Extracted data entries
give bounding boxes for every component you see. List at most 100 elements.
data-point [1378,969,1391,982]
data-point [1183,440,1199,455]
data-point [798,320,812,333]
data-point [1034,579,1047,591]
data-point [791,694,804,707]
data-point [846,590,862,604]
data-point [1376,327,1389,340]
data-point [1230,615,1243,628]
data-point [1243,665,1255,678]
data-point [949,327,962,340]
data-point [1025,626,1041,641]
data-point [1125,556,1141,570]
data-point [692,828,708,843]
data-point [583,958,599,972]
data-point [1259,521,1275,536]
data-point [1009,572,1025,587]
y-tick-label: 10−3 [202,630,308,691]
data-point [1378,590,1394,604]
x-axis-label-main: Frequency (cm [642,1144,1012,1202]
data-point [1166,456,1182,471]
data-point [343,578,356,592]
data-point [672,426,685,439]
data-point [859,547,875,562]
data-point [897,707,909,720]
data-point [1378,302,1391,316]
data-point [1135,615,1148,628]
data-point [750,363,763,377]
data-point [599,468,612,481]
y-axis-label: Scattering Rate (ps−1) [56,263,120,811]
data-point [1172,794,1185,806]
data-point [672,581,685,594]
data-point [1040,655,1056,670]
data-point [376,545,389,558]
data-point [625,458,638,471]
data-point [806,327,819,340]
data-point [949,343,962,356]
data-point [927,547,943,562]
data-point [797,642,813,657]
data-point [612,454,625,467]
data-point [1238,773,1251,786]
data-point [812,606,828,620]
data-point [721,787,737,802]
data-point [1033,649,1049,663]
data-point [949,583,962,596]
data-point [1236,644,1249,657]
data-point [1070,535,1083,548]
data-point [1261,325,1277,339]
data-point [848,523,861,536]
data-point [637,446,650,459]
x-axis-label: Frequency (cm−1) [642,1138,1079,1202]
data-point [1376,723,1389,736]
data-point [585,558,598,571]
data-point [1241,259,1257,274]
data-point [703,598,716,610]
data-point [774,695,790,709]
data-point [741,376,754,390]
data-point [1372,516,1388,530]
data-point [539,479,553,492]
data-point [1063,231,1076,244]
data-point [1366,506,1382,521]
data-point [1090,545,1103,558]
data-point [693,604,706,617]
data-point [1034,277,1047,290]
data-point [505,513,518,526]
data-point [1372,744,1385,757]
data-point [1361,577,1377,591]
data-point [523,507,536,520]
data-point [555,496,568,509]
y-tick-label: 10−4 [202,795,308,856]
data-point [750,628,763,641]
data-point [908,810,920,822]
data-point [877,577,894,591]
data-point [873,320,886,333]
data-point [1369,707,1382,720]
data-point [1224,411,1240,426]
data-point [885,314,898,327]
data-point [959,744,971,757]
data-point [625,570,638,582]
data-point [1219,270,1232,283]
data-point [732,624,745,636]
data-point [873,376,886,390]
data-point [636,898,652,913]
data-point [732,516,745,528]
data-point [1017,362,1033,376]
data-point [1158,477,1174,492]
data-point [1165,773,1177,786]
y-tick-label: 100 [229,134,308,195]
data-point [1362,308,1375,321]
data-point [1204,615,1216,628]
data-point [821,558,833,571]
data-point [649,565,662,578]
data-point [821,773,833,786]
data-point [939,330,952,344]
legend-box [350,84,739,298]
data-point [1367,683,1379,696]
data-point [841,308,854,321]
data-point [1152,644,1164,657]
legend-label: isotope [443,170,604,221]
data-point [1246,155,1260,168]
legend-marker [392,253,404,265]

§ **What is expected**:
Reproduce all lines of the records with "Frequency" swapped for "Wavenumber", leaving everything else unchanged.

§ **The solution**:
give bounding boxes for every component you see. List at most 100 elements.
data-point [1378,969,1391,982]
data-point [1183,440,1199,455]
data-point [798,320,812,333]
data-point [1034,579,1047,591]
data-point [791,694,804,707]
data-point [846,590,862,604]
data-point [1376,327,1389,340]
data-point [1230,615,1243,628]
data-point [1243,665,1255,678]
data-point [949,327,962,340]
data-point [1025,626,1041,641]
data-point [1125,556,1141,570]
data-point [692,828,708,843]
data-point [583,958,599,972]
data-point [1259,521,1275,536]
data-point [1009,572,1025,587]
y-tick-label: 10−3 [202,630,308,691]
data-point [1378,590,1394,604]
x-axis-label-main: Wavenumber (cm [642,1144,1012,1202]
data-point [1166,456,1182,471]
data-point [343,578,356,592]
data-point [672,426,685,439]
data-point [859,547,875,562]
data-point [897,707,909,720]
data-point [1378,302,1391,316]
data-point [1135,615,1148,628]
data-point [750,363,763,377]
data-point [599,468,612,481]
y-axis-label: Scattering Rate (ps−1) [56,263,120,811]
data-point [1172,794,1185,806]
data-point [672,581,685,594]
data-point [1040,655,1056,670]
data-point [376,545,389,558]
data-point [625,458,638,471]
data-point [806,327,819,340]
data-point [949,343,962,356]
data-point [927,547,943,562]
data-point [797,642,813,657]
data-point [612,454,625,467]
data-point [1238,773,1251,786]
data-point [812,606,828,620]
data-point [721,787,737,802]
data-point [1033,649,1049,663]
data-point [949,583,962,596]
data-point [1236,644,1249,657]
data-point [1070,535,1083,548]
data-point [1261,325,1277,339]
data-point [848,523,861,536]
data-point [637,446,650,459]
x-axis-label: Wavenumber (cm−1) [642,1138,1079,1202]
data-point [1376,723,1389,736]
data-point [585,558,598,571]
data-point [1241,259,1257,274]
data-point [703,598,716,610]
data-point [774,695,790,709]
data-point [741,376,754,390]
data-point [1372,516,1388,530]
data-point [539,479,553,492]
data-point [1063,231,1076,244]
data-point [1366,506,1382,521]
data-point [1090,545,1103,558]
data-point [693,604,706,617]
data-point [1034,277,1047,290]
data-point [505,513,518,526]
data-point [1372,744,1385,757]
data-point [1361,577,1377,591]
data-point [523,507,536,520]
data-point [555,496,568,509]
y-tick-label: 10−4 [202,795,308,856]
data-point [750,628,763,641]
data-point [908,810,920,822]
data-point [877,577,894,591]
data-point [873,320,886,333]
data-point [1369,707,1382,720]
data-point [1224,411,1240,426]
data-point [885,314,898,327]
data-point [959,744,971,757]
data-point [625,570,638,582]
data-point [1219,270,1232,283]
data-point [732,624,745,636]
data-point [873,376,886,390]
data-point [636,898,652,913]
data-point [732,516,745,528]
data-point [1017,362,1033,376]
data-point [1158,477,1174,492]
data-point [1165,773,1177,786]
y-tick-label: 100 [229,134,308,195]
data-point [1362,308,1375,321]
data-point [1204,615,1216,628]
data-point [821,558,833,571]
data-point [649,565,662,578]
data-point [821,773,833,786]
data-point [939,330,952,344]
legend-box [350,84,739,298]
data-point [1367,683,1379,696]
data-point [841,308,854,321]
data-point [1152,644,1164,657]
legend-label: isotope [443,170,604,221]
data-point [1246,155,1260,168]
legend-marker [392,253,404,265]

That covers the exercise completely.